--- Begin DATASET ROWS ---

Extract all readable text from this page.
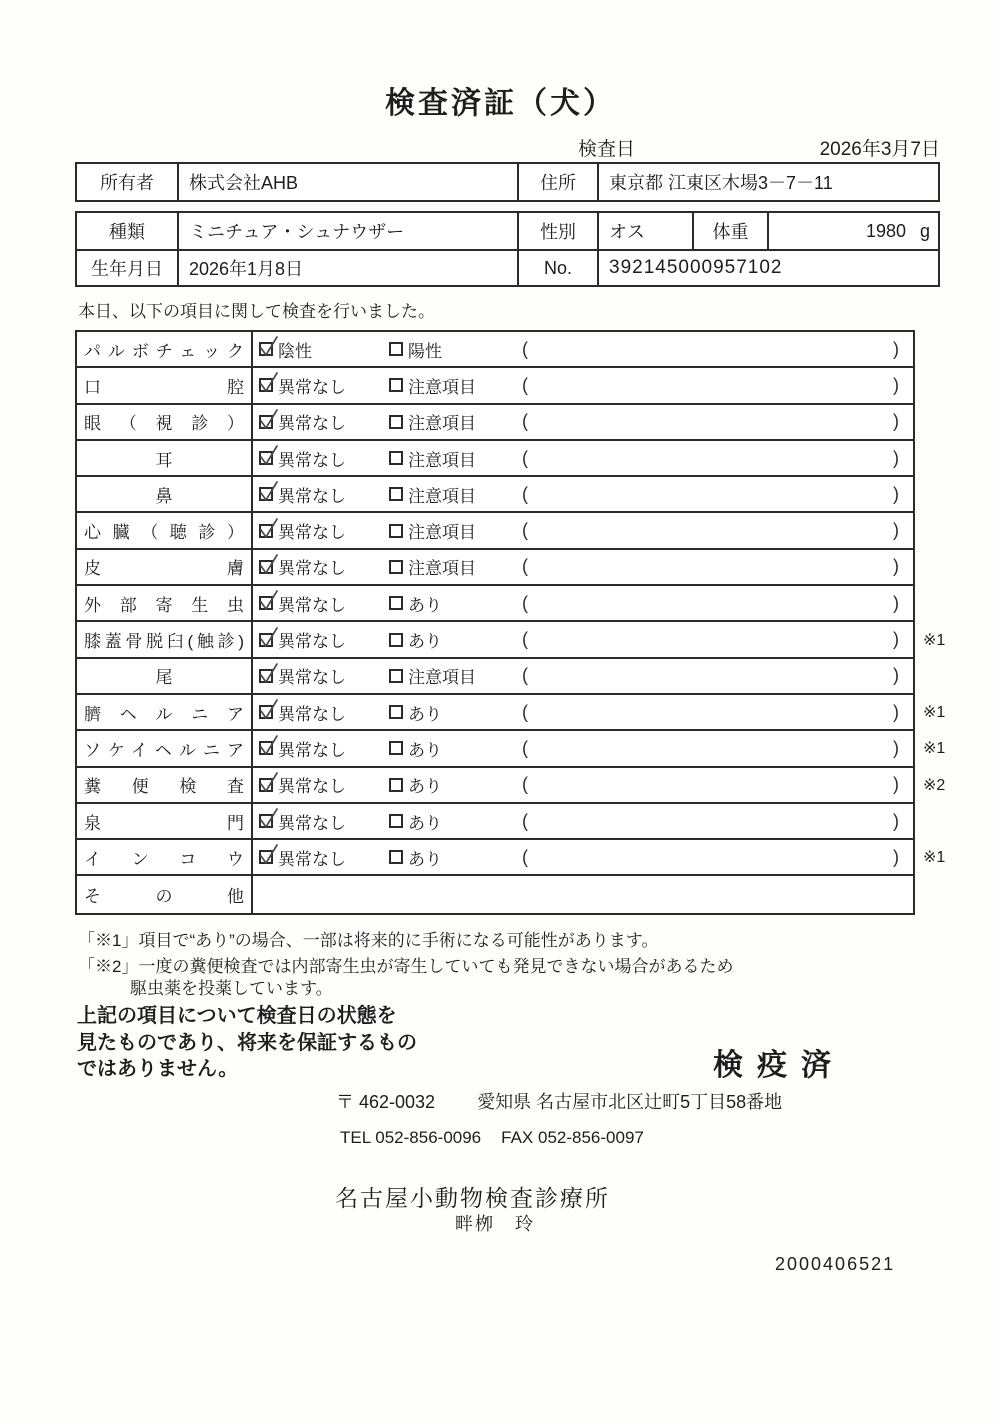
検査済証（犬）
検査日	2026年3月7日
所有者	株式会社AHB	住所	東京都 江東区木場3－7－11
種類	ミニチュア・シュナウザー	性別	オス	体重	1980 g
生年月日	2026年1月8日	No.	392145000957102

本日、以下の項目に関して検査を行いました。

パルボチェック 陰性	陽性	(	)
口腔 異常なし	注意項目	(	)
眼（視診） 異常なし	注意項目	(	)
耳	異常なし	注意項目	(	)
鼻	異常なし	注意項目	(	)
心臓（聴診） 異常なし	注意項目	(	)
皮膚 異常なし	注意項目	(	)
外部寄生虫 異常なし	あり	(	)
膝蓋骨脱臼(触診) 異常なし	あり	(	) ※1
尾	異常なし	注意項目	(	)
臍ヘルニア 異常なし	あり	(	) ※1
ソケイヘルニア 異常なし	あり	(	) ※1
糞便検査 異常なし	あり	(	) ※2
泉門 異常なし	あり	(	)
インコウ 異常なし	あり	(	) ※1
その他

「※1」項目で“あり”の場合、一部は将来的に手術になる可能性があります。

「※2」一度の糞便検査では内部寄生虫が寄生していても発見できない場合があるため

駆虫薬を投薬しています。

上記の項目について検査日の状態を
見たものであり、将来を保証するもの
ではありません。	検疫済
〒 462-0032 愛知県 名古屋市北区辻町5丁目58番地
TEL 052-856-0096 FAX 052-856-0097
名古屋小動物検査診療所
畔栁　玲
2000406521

--- End DATASET ROWS ---
--- Begin DATASET ROWS ---

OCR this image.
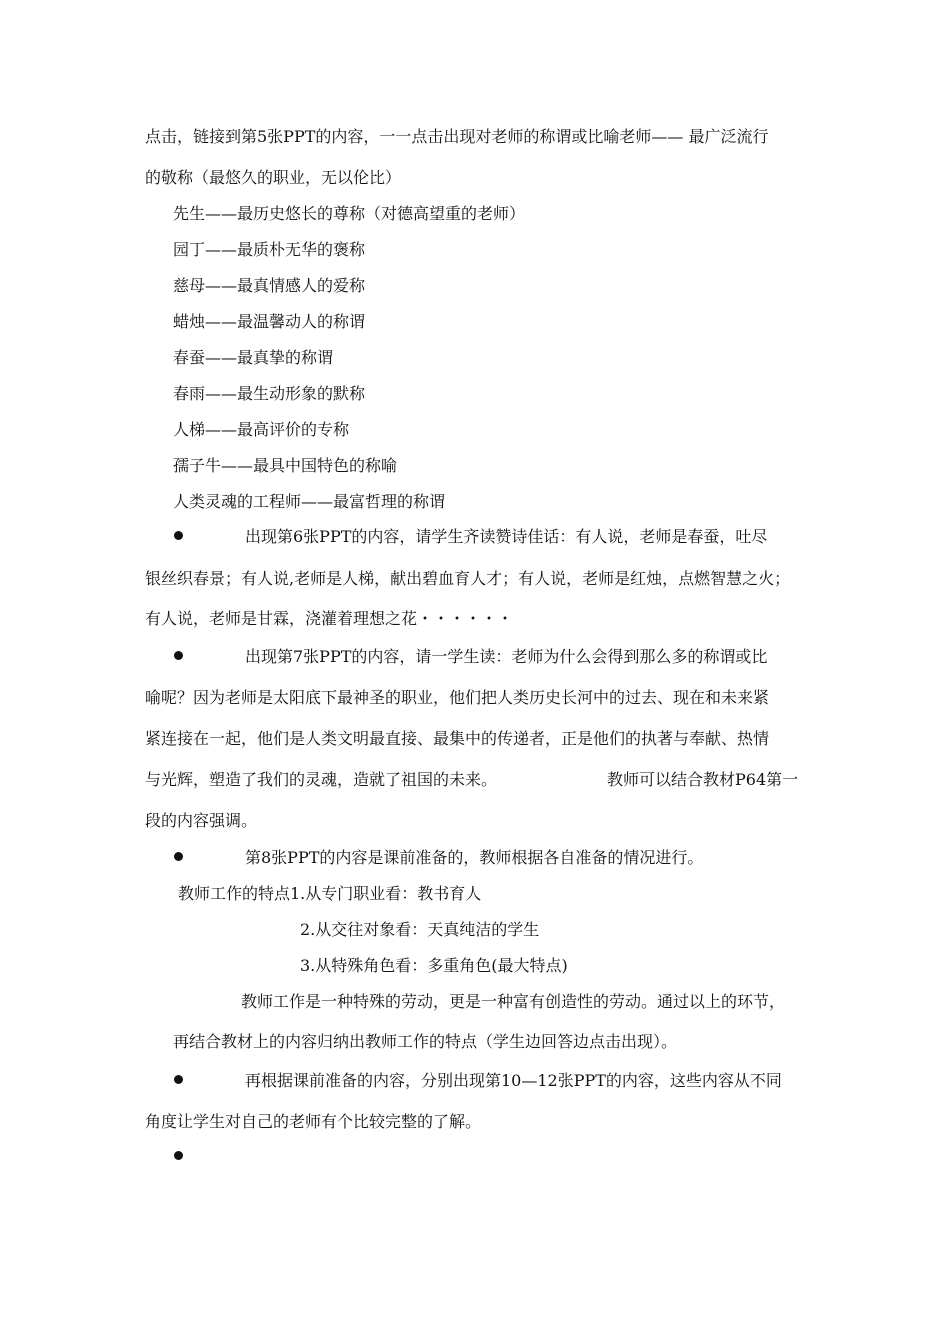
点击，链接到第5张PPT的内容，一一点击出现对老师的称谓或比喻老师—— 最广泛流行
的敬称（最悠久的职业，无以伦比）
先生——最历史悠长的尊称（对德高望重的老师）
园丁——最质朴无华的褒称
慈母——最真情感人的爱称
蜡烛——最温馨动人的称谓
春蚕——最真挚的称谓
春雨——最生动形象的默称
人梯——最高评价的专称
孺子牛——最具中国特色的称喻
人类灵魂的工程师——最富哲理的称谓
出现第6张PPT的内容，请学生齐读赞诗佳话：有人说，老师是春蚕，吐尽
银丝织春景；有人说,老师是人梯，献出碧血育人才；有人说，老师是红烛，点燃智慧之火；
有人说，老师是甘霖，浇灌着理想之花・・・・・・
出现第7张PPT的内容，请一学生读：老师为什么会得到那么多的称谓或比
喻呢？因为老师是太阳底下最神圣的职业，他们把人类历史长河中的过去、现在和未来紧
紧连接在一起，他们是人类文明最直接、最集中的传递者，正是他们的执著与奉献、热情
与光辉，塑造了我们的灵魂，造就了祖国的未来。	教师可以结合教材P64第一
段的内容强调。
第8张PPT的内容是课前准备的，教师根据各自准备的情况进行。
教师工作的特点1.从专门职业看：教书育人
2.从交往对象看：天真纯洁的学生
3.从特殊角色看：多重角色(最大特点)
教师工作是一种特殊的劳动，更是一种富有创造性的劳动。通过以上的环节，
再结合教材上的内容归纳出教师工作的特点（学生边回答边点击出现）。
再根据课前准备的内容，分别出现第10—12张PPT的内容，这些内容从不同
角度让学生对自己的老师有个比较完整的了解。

--- End DATASET ROWS ---

• [INSTRUCTIONS TO FOLLOW]: Extract each line from the entries above that contains the string "this".

• [IN RESPONSE]:
Extract all readable text from this page.
OCR this image.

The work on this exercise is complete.